(Dataset entries on figures)
((

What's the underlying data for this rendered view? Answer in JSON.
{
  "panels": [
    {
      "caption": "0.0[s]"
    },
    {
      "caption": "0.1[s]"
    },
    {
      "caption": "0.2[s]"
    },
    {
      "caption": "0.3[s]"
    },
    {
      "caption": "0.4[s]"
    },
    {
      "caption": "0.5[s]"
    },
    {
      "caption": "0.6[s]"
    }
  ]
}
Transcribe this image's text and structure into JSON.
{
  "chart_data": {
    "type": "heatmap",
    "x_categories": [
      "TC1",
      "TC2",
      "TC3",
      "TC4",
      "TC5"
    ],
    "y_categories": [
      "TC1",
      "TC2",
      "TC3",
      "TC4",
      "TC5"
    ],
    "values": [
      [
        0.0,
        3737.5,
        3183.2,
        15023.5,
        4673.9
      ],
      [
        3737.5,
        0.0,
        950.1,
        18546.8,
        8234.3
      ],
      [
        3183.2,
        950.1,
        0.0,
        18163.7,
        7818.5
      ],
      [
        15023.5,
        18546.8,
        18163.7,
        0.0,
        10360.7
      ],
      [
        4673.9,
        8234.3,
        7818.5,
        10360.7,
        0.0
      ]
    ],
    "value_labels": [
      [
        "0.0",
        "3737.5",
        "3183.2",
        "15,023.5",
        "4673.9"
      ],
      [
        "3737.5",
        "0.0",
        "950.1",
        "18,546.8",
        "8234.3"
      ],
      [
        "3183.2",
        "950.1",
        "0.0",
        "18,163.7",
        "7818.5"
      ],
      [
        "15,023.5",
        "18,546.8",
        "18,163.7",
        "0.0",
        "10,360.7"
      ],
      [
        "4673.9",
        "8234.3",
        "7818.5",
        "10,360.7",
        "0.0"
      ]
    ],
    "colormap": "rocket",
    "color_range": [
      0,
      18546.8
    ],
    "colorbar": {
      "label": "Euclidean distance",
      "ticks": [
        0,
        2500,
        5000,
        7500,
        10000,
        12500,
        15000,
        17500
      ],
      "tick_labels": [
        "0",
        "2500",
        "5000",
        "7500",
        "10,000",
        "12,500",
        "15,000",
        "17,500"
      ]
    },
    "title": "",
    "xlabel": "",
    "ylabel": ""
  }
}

))

> [Exercise aim]:
Only lines holding the string "caption" are wanted; gather each one from the entries above.

> [Solved exercise]:
      "caption": "0.0[s]"
      "caption": "0.1[s]"
      "caption": "0.2[s]"
      "caption": "0.3[s]"
      "caption": "0.4[s]"
      "caption": "0.5[s]"
      "caption": "0.6[s]"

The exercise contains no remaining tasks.